**RECORDS SHOWN**
# # #

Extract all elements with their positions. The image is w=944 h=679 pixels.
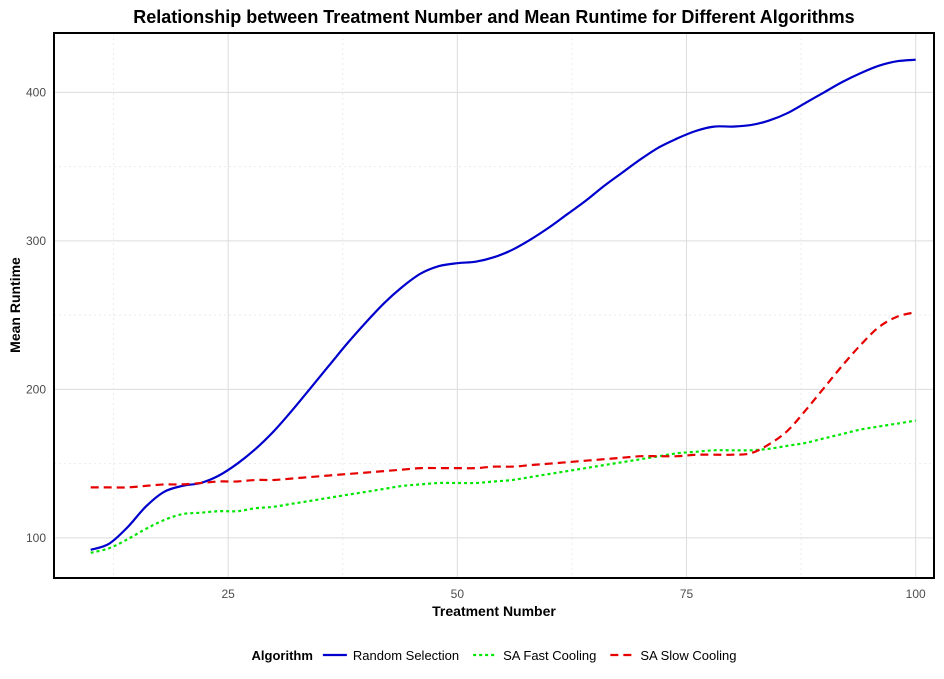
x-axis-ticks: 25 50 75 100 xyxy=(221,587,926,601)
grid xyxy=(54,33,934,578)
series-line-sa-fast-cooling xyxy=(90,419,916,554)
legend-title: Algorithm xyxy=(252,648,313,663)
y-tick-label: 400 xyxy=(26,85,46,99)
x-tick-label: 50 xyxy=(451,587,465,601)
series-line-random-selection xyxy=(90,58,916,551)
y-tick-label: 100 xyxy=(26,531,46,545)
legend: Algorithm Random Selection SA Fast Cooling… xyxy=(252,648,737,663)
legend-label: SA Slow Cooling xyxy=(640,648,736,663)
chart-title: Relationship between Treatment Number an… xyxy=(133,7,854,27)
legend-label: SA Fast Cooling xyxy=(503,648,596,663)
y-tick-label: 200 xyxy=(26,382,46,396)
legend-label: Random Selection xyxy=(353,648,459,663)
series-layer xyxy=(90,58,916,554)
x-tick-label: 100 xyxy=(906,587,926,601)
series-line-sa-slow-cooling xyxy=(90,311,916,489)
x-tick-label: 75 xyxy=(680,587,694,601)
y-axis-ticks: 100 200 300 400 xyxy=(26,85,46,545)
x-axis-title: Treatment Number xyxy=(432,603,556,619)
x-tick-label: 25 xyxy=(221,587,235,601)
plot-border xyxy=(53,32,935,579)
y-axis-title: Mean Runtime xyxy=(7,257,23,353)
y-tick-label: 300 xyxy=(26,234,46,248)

# # #

Write out the data again, switching every "Algorithm" to "Method" and leaving everything else as it is. Leave the picture out.

Extract all elements with their positions. The image is w=944 h=679 pixels.
x-axis-ticks: 25 50 75 100 xyxy=(221,587,926,601)
grid xyxy=(54,33,934,578)
series-line-sa-fast-cooling xyxy=(90,419,916,554)
legend-title: Method xyxy=(252,648,313,663)
y-tick-label: 400 xyxy=(26,85,46,99)
x-tick-label: 50 xyxy=(451,587,465,601)
series-line-random-selection xyxy=(90,58,916,551)
y-tick-label: 100 xyxy=(26,531,46,545)
legend: Method Random Selection SA Fast Cooling… xyxy=(252,648,737,663)
legend-label: SA Slow Cooling xyxy=(640,648,736,663)
chart-title: Relationship between Treatment Number an… xyxy=(133,7,854,27)
legend-label: SA Fast Cooling xyxy=(503,648,596,663)
y-tick-label: 200 xyxy=(26,382,46,396)
legend-label: Random Selection xyxy=(353,648,459,663)
series-layer xyxy=(90,58,916,554)
x-tick-label: 100 xyxy=(906,587,926,601)
series-line-sa-slow-cooling xyxy=(90,311,916,489)
x-tick-label: 75 xyxy=(680,587,694,601)
y-axis-ticks: 100 200 300 400 xyxy=(26,85,46,545)
x-axis-title: Treatment Number xyxy=(432,603,556,619)
x-tick-label: 25 xyxy=(221,587,235,601)
plot-border xyxy=(53,32,935,579)
y-axis-title: Mean Runtime xyxy=(7,257,23,353)
y-tick-label: 300 xyxy=(26,234,46,248)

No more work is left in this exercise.